◆ EXTRACTED RECORDS:
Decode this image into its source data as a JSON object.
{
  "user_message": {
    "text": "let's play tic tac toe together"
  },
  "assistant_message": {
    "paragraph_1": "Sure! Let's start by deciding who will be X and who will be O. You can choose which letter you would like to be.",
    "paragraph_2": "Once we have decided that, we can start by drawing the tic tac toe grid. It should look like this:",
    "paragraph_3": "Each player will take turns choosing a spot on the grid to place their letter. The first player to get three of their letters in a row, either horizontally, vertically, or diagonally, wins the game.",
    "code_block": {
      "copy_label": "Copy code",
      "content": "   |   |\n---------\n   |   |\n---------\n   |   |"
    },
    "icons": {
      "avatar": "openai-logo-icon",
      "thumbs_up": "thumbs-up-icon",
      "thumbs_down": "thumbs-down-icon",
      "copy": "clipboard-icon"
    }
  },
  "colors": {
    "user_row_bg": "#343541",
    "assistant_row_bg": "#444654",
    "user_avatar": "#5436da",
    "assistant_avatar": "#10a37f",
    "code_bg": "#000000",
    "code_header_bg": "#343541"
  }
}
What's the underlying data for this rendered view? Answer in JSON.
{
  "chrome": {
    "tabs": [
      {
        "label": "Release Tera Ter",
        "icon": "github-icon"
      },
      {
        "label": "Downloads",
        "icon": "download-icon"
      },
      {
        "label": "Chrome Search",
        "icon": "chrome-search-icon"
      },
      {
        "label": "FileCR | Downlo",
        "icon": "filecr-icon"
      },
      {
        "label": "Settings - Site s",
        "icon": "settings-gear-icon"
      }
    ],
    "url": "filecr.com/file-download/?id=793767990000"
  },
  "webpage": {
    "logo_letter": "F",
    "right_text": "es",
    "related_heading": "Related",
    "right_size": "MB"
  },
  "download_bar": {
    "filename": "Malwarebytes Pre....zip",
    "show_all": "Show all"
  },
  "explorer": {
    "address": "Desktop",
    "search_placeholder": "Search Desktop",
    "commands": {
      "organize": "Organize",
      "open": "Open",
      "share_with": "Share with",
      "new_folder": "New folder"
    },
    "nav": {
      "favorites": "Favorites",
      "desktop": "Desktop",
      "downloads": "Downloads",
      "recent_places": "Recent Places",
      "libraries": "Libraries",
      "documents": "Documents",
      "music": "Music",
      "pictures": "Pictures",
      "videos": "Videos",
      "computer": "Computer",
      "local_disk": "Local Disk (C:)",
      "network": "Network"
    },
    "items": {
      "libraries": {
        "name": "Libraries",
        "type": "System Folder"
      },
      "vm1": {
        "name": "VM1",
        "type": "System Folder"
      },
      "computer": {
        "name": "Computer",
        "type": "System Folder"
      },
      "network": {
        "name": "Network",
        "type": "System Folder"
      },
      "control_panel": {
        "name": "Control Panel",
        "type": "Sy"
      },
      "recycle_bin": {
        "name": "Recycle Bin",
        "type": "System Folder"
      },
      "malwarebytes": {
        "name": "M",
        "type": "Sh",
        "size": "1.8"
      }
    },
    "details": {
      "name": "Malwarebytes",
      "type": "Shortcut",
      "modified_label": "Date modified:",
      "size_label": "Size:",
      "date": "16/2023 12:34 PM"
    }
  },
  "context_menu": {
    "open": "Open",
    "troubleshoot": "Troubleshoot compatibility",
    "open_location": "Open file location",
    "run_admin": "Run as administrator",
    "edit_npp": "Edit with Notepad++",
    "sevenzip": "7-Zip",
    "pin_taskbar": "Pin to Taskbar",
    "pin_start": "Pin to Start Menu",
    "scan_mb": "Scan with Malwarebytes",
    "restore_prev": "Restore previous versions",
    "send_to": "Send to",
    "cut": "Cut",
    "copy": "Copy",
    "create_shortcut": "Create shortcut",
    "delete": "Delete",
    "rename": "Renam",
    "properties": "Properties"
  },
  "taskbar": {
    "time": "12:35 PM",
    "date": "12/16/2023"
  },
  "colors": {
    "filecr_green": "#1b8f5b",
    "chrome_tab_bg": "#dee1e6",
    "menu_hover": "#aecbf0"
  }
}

◆ WORK TO DO:
Print the whole listing exactly as it is.

◆ TASK ANSWER:
Decode this image into its source data as a JSON object.
{
  "user_message": {
    "text": "let's play tic tac toe together"
  },
  "assistant_message": {
    "paragraph_1": "Sure! Let's start by deciding who will be X and who will be O. You can choose which letter you would like to be.",
    "paragraph_2": "Once we have decided that, we can start by drawing the tic tac toe grid. It should look like this:",
    "paragraph_3": "Each player will take turns choosing a spot on the grid to place their letter. The first player to get three of their letters in a row, either horizontally, vertically, or diagonally, wins the game.",
    "code_block": {
      "copy_label": "Copy code",
      "content": "   |   |\n---------\n   |   |\n---------\n   |   |"
    },
    "icons": {
      "avatar": "openai-logo-icon",
      "thumbs_up": "thumbs-up-icon",
      "thumbs_down": "thumbs-down-icon",
      "copy": "clipboard-icon"
    }
  },
  "colors": {
    "user_row_bg": "#343541",
    "assistant_row_bg": "#444654",
    "user_avatar": "#5436da",
    "assistant_avatar": "#10a37f",
    "code_bg": "#000000",
    "code_header_bg": "#343541"
  }
}
What's the underlying data for this rendered view? Answer in JSON.
{
  "chrome": {
    "tabs": [
      {
        "label": "Release Tera Ter",
        "icon": "github-icon"
      },
      {
        "label": "Downloads",
        "icon": "download-icon"
      },
      {
        "label": "Chrome Search",
        "icon": "chrome-search-icon"
      },
      {
        "label": "FileCR | Downlo",
        "icon": "filecr-icon"
      },
      {
        "label": "Settings - Site s",
        "icon": "settings-gear-icon"
      }
    ],
    "url": "filecr.com/file-download/?id=793767990000"
  },
  "webpage": {
    "logo_letter": "F",
    "right_text": "es",
    "related_heading": "Related",
    "right_size": "MB"
  },
  "download_bar": {
    "filename": "Malwarebytes Pre....zip",
    "show_all": "Show all"
  },
  "explorer": {
    "address": "Desktop",
    "search_placeholder": "Search Desktop",
    "commands": {
      "organize": "Organize",
      "open": "Open",
      "share_with": "Share with",
      "new_folder": "New folder"
    },
    "nav": {
      "favorites": "Favorites",
      "desktop": "Desktop",
      "downloads": "Downloads",
      "recent_places": "Recent Places",
      "libraries": "Libraries",
      "documents": "Documents",
      "music": "Music",
      "pictures": "Pictures",
      "videos": "Videos",
      "computer": "Computer",
      "local_disk": "Local Disk (C:)",
      "network": "Network"
    },
    "items": {
      "libraries": {
        "name": "Libraries",
        "type": "System Folder"
      },
      "vm1": {
        "name": "VM1",
        "type": "System Folder"
      },
      "computer": {
        "name": "Computer",
        "type": "System Folder"
      },
      "network": {
        "name": "Network",
        "type": "System Folder"
      },
      "control_panel": {
        "name": "Control Panel",
        "type": "Sy"
      },
      "recycle_bin": {
        "name": "Recycle Bin",
        "type": "System Folder"
      },
      "malwarebytes": {
        "name": "M",
        "type": "Sh",
        "size": "1.8"
      }
    },
    "details": {
      "name": "Malwarebytes",
      "type": "Shortcut",
      "modified_label": "Date modified:",
      "size_label": "Size:",
      "date": "16/2023 12:34 PM"
    }
  },
  "context_menu": {
    "open": "Open",
    "troubleshoot": "Troubleshoot compatibility",
    "open_location": "Open file location",
    "run_admin": "Run as administrator",
    "edit_npp": "Edit with Notepad++",
    "sevenzip": "7-Zip",
    "pin_taskbar": "Pin to Taskbar",
    "pin_start": "Pin to Start Menu",
    "scan_mb": "Scan with Malwarebytes",
    "restore_prev": "Restore previous versions",
    "send_to": "Send to",
    "cut": "Cut",
    "copy": "Copy",
    "create_shortcut": "Create shortcut",
    "delete": "Delete",
    "rename": "Renam",
    "properties": "Properties"
  },
  "taskbar": {
    "time": "12:35 PM",
    "date": "12/16/2023"
  },
  "colors": {
    "filecr_green": "#1b8f5b",
    "chrome_tab_bg": "#dee1e6",
    "menu_hover": "#aecbf0"
  }
}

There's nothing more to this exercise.